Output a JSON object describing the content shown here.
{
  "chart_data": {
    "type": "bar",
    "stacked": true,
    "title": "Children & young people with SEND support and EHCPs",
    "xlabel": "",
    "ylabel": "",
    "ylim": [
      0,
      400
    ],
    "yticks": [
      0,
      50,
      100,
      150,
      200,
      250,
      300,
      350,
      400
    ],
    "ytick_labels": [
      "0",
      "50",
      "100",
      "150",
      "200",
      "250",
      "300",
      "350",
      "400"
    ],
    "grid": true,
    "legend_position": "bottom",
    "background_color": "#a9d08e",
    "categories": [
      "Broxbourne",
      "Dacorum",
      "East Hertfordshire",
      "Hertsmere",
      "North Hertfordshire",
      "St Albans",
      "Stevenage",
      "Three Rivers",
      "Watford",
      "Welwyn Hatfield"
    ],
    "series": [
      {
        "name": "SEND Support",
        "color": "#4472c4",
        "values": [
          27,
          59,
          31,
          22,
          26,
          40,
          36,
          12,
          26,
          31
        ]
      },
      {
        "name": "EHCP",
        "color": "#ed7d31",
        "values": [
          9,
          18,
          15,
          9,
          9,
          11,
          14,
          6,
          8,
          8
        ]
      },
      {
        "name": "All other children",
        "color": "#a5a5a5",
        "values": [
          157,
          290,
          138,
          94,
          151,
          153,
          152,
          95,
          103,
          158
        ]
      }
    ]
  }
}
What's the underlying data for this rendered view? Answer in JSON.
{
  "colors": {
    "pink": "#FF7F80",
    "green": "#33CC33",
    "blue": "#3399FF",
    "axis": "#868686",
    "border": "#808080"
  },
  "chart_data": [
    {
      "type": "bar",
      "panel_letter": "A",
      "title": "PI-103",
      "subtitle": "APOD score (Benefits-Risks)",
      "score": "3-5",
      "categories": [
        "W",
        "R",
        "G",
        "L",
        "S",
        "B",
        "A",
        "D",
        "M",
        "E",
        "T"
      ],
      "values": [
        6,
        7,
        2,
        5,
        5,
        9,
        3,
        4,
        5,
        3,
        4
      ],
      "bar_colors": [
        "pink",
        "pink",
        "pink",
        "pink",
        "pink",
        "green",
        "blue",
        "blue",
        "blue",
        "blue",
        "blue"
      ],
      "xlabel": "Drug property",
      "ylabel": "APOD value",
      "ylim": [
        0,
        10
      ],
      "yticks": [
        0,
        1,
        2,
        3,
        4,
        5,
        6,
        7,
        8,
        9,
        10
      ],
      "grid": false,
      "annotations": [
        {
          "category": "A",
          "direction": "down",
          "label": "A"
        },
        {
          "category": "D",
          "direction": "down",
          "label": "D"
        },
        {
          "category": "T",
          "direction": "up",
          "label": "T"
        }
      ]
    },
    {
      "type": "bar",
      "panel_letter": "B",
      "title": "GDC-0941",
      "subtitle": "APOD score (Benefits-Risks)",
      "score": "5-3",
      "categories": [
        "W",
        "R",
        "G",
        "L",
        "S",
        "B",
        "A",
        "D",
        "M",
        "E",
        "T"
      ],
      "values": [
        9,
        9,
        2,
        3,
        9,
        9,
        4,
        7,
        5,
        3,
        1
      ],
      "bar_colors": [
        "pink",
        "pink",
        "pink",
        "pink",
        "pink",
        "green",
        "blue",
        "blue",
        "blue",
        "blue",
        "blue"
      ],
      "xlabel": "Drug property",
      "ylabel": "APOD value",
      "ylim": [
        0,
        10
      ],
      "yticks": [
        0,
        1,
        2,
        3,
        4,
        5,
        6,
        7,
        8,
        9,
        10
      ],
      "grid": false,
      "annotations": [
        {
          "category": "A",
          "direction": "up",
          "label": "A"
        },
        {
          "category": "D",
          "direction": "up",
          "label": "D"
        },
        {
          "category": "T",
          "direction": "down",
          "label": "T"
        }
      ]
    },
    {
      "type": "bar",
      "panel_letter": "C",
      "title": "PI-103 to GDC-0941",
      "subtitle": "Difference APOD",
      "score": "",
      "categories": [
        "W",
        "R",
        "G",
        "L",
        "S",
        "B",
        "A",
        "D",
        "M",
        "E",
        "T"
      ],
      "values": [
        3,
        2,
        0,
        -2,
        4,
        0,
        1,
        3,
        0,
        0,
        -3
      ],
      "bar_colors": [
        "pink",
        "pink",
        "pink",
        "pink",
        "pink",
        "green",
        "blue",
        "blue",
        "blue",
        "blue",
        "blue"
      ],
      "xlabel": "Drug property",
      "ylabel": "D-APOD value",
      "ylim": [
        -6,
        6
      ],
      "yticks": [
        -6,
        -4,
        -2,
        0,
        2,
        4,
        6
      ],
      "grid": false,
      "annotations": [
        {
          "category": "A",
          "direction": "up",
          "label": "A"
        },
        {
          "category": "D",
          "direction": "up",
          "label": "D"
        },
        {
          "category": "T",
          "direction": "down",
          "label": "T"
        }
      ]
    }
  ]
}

* WHAT THIS TASK INVOLVES *
Find how many lines in the records contain the string "Hertfordshire", then give the number alone.

* RESPONSE *
2